- SET EXERCISE: The entries that follow should be written out exactly.

---------- DATA FOR THIS EXERCISE ----------

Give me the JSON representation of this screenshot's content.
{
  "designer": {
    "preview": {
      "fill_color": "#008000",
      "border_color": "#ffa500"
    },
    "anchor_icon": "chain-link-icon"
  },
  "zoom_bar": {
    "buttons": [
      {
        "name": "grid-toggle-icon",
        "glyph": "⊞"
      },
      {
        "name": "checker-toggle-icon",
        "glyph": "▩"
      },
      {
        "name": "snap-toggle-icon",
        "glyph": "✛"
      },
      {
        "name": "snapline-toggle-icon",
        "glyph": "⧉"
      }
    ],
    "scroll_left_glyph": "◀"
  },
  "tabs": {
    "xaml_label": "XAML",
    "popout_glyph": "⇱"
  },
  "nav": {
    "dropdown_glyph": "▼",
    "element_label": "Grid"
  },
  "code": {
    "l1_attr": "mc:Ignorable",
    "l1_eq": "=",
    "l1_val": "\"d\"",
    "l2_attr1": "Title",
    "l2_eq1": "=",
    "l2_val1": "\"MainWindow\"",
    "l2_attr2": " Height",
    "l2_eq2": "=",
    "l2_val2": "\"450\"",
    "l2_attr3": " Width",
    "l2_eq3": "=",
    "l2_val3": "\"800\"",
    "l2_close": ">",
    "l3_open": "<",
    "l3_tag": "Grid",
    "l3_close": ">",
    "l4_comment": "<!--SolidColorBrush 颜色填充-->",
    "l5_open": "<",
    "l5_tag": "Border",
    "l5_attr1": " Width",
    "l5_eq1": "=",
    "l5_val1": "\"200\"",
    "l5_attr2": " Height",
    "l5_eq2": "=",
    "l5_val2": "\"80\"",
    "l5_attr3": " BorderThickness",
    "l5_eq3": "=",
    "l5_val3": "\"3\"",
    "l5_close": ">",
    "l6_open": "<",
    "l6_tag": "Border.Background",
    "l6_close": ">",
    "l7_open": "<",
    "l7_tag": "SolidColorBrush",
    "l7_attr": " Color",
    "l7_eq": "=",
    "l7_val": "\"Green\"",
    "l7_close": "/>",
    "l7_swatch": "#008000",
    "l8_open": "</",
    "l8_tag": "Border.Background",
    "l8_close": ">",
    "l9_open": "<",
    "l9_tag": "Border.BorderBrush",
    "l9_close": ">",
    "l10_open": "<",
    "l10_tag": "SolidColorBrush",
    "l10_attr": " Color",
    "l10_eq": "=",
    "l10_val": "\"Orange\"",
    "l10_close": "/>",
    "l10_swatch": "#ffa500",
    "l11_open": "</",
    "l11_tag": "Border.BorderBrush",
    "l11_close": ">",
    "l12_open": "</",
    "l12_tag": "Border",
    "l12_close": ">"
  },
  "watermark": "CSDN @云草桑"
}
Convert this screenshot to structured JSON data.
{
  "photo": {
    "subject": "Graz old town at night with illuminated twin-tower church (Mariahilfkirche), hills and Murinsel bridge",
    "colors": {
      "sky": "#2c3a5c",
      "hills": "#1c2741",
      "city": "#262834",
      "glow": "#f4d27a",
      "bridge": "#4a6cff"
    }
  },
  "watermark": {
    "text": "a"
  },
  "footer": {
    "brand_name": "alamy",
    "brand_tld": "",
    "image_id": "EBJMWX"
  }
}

----------

- FINAL RESULT:
Give me the JSON representation of this screenshot's content.
{
  "designer": {
    "preview": {
      "fill_color": "#008000",
      "border_color": "#ffa500"
    },
    "anchor_icon": "chain-link-icon"
  },
  "zoom_bar": {
    "buttons": [
      {
        "name": "grid-toggle-icon",
        "glyph": "⊞"
      },
      {
        "name": "checker-toggle-icon",
        "glyph": "▩"
      },
      {
        "name": "snap-toggle-icon",
        "glyph": "✛"
      },
      {
        "name": "snapline-toggle-icon",
        "glyph": "⧉"
      }
    ],
    "scroll_left_glyph": "◀"
  },
  "tabs": {
    "xaml_label": "XAML",
    "popout_glyph": "⇱"
  },
  "nav": {
    "dropdown_glyph": "▼",
    "element_label": "Grid"
  },
  "code": {
    "l1_attr": "mc:Ignorable",
    "l1_eq": "=",
    "l1_val": "\"d\"",
    "l2_attr1": "Title",
    "l2_eq1": "=",
    "l2_val1": "\"MainWindow\"",
    "l2_attr2": " Height",
    "l2_eq2": "=",
    "l2_val2": "\"450\"",
    "l2_attr3": " Width",
    "l2_eq3": "=",
    "l2_val3": "\"800\"",
    "l2_close": ">",
    "l3_open": "<",
    "l3_tag": "Grid",
    "l3_close": ">",
    "l4_comment": "<!--SolidColorBrush 颜色填充-->",
    "l5_open": "<",
    "l5_tag": "Border",
    "l5_attr1": " Width",
    "l5_eq1": "=",
    "l5_val1": "\"200\"",
    "l5_attr2": " Height",
    "l5_eq2": "=",
    "l5_val2": "\"80\"",
    "l5_attr3": " BorderThickness",
    "l5_eq3": "=",
    "l5_val3": "\"3\"",
    "l5_close": ">",
    "l6_open": "<",
    "l6_tag": "Border.Background",
    "l6_close": ">",
    "l7_open": "<",
    "l7_tag": "SolidColorBrush",
    "l7_attr": " Color",
    "l7_eq": "=",
    "l7_val": "\"Green\"",
    "l7_close": "/>",
    "l7_swatch": "#008000",
    "l8_open": "</",
    "l8_tag": "Border.Background",
    "l8_close": ">",
    "l9_open": "<",
    "l9_tag": "Border.BorderBrush",
    "l9_close": ">",
    "l10_open": "<",
    "l10_tag": "SolidColorBrush",
    "l10_attr": " Color",
    "l10_eq": "=",
    "l10_val": "\"Orange\"",
    "l10_close": "/>",
    "l10_swatch": "#ffa500",
    "l11_open": "</",
    "l11_tag": "Border.BorderBrush",
    "l11_close": ">",
    "l12_open": "</",
    "l12_tag": "Border",
    "l12_close": ">"
  },
  "watermark": "CSDN @云草桑"
}
Convert this screenshot to structured JSON data.
{
  "photo": {
    "subject": "Graz old town at night with illuminated twin-tower church (Mariahilfkirche), hills and Murinsel bridge",
    "colors": {
      "sky": "#2c3a5c",
      "hills": "#1c2741",
      "city": "#262834",
      "glow": "#f4d27a",
      "bridge": "#4a6cff"
    }
  },
  "watermark": {
    "text": "a"
  },
  "footer": {
    "brand_name": "alamy",
    "brand_tld": "",
    "image_id": "EBJMWX"
  }
}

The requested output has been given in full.